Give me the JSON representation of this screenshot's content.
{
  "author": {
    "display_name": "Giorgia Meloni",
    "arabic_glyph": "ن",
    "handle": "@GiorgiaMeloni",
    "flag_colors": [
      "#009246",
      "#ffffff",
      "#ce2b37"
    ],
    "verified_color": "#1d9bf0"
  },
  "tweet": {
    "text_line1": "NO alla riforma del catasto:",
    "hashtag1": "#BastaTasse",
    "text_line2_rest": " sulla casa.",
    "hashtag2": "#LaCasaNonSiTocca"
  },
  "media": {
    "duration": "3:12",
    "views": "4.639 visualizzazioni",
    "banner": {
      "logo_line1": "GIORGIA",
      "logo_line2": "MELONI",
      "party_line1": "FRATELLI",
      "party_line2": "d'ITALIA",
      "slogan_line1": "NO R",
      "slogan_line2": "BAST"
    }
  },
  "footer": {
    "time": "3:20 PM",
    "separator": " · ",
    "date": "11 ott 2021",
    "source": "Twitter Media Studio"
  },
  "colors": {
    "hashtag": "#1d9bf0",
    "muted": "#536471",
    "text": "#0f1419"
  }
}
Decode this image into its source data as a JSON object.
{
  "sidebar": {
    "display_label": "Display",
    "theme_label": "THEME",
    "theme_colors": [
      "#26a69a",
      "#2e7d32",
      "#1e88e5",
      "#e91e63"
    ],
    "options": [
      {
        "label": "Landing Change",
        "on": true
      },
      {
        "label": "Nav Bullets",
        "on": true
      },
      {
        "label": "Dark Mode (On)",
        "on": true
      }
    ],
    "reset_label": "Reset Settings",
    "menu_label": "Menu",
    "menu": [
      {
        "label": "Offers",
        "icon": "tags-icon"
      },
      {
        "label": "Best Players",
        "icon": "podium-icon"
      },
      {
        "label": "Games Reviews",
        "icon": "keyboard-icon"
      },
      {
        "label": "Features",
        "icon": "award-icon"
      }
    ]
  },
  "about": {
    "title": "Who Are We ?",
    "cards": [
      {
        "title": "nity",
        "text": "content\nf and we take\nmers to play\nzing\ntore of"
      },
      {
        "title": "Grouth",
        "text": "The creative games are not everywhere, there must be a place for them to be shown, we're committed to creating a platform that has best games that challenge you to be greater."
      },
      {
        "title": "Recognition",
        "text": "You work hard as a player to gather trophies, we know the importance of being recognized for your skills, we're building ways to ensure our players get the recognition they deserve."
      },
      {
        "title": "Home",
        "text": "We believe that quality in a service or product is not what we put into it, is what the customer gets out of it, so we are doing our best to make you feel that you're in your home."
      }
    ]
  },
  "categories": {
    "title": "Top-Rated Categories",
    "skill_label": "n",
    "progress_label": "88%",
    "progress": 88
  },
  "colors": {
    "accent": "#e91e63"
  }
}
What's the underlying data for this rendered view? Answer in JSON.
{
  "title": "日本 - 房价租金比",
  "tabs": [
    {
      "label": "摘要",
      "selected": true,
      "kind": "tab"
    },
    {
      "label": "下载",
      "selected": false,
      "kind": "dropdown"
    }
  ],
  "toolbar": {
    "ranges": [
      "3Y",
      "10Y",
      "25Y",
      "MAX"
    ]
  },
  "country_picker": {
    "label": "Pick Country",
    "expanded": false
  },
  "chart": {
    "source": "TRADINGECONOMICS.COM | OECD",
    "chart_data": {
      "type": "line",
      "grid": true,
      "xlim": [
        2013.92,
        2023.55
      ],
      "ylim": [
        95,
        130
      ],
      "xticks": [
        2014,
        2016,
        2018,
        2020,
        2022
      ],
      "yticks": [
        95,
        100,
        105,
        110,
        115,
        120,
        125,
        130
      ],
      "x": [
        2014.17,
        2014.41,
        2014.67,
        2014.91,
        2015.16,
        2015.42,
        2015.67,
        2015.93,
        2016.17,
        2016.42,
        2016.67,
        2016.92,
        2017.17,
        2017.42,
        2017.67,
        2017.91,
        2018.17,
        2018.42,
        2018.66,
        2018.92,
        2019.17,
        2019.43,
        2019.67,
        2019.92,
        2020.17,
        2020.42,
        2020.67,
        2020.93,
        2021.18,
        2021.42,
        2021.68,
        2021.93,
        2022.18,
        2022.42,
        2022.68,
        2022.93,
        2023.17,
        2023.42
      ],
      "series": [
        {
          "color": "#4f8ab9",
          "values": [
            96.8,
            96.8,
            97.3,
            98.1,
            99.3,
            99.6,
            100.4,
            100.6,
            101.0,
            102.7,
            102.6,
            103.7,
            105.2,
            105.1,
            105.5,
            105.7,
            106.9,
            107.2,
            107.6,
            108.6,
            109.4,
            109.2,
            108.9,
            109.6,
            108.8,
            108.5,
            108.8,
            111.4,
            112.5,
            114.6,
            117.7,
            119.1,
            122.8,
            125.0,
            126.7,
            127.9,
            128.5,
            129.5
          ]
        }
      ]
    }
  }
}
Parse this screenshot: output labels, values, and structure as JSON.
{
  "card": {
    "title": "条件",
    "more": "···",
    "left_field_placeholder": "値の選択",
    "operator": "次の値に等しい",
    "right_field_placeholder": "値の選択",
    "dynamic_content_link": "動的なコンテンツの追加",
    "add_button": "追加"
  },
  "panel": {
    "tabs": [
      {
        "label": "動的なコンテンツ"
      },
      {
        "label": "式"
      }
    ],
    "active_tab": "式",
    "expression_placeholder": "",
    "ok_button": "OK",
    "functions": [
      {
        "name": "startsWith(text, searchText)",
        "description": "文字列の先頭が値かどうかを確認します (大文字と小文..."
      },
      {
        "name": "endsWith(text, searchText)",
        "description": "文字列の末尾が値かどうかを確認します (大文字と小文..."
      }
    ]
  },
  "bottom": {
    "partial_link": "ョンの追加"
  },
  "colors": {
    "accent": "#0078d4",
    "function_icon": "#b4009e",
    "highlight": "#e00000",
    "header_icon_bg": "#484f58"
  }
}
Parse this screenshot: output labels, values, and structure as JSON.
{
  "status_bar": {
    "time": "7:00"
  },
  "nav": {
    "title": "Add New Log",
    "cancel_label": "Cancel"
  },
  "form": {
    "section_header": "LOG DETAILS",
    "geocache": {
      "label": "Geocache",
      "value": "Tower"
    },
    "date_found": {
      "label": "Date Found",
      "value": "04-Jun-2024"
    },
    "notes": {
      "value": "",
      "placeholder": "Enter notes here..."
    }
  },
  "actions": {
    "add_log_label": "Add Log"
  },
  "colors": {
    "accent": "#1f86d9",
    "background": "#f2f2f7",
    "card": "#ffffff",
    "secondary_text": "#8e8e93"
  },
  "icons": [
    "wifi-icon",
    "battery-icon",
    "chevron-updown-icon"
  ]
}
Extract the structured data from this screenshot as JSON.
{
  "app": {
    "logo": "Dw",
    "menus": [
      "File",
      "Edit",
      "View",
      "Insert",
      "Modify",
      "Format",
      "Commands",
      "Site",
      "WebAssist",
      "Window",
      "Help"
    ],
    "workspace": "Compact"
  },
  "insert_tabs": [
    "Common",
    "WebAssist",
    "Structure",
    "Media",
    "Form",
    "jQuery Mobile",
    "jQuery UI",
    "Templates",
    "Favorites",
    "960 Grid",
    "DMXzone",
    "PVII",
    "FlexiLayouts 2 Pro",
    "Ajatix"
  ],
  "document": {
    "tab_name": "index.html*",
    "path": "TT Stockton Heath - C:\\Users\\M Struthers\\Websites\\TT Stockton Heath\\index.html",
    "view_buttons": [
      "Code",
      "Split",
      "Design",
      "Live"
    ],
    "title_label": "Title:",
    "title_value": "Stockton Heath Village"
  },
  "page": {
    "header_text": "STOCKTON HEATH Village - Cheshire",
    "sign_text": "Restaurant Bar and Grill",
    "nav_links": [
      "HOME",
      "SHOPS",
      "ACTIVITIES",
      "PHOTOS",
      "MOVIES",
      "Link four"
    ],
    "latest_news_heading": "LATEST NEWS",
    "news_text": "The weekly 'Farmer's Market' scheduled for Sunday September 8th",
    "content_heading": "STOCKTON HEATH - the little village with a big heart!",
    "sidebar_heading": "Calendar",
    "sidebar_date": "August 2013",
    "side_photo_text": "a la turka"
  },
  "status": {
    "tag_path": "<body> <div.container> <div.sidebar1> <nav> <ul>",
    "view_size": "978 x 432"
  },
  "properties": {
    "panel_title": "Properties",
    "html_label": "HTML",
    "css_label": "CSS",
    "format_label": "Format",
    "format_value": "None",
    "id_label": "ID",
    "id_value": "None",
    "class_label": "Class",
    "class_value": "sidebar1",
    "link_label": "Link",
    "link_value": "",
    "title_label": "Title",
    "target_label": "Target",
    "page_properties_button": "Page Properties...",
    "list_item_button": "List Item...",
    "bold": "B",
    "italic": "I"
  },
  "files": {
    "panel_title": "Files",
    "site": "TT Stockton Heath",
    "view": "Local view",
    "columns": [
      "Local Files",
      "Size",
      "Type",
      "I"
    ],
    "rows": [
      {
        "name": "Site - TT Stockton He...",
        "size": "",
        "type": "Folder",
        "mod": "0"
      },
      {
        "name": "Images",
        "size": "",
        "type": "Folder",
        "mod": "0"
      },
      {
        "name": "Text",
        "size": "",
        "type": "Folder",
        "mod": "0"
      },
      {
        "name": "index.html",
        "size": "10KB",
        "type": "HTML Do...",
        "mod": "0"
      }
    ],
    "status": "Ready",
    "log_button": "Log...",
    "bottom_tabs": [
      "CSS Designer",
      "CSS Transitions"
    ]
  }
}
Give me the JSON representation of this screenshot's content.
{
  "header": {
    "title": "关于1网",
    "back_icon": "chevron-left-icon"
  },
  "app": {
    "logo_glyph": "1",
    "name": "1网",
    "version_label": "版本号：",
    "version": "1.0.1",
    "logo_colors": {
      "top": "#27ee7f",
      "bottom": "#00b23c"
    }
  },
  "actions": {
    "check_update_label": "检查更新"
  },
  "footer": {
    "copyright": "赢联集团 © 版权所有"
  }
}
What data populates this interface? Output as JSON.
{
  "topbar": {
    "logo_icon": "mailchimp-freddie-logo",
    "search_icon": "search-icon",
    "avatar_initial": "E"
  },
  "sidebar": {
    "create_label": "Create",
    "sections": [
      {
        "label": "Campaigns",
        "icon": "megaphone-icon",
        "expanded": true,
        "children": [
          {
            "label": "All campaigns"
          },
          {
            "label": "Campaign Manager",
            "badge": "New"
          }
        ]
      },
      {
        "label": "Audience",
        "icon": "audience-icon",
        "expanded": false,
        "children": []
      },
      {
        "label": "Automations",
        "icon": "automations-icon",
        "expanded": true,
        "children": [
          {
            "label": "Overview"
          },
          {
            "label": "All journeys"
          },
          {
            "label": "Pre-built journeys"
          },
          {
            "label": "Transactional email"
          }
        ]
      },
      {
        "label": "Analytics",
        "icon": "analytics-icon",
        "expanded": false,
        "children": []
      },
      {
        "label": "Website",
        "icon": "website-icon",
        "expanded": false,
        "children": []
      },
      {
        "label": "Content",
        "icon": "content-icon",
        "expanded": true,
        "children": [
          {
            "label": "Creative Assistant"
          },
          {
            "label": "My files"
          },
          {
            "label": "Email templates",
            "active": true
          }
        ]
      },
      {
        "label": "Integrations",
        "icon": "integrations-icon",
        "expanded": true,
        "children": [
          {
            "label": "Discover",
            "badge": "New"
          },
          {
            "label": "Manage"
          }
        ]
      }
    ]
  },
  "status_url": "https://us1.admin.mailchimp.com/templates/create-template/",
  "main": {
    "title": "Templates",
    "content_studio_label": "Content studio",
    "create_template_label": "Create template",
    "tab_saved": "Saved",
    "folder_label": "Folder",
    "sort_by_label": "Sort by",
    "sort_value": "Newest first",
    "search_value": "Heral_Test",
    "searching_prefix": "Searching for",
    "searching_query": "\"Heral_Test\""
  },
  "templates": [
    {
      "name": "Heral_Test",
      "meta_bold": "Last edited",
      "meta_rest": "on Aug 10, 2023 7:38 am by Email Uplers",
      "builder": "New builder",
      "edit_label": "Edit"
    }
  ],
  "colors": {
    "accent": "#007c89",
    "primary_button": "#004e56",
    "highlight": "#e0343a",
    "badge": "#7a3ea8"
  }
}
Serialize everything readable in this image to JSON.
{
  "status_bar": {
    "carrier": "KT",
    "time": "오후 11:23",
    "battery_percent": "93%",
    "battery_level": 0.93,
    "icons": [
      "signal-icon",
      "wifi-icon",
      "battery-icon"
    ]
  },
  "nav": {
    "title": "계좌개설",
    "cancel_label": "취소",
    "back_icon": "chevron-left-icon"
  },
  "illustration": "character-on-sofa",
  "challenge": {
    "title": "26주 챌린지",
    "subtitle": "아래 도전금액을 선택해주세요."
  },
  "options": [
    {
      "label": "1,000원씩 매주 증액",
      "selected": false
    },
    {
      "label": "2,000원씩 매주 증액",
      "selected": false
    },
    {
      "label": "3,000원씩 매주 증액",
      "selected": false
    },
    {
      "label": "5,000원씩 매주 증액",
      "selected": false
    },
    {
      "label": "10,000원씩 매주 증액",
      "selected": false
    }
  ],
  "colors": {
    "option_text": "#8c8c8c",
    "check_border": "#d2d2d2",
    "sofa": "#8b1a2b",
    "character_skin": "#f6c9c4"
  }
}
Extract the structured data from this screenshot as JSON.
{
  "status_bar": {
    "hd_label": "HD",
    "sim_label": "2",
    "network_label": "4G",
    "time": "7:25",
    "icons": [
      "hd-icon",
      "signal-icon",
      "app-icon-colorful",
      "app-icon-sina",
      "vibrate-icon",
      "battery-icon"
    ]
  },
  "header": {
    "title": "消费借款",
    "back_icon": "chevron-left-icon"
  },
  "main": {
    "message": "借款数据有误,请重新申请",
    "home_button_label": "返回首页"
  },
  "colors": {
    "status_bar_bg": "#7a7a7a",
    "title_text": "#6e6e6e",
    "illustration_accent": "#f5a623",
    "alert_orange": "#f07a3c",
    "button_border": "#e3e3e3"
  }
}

* [EXERCISE DIRECTIONS]: Find every line of the data that holds the string "your", then say how many there are and nothing else.

* [ANSWER IN FULL]: 2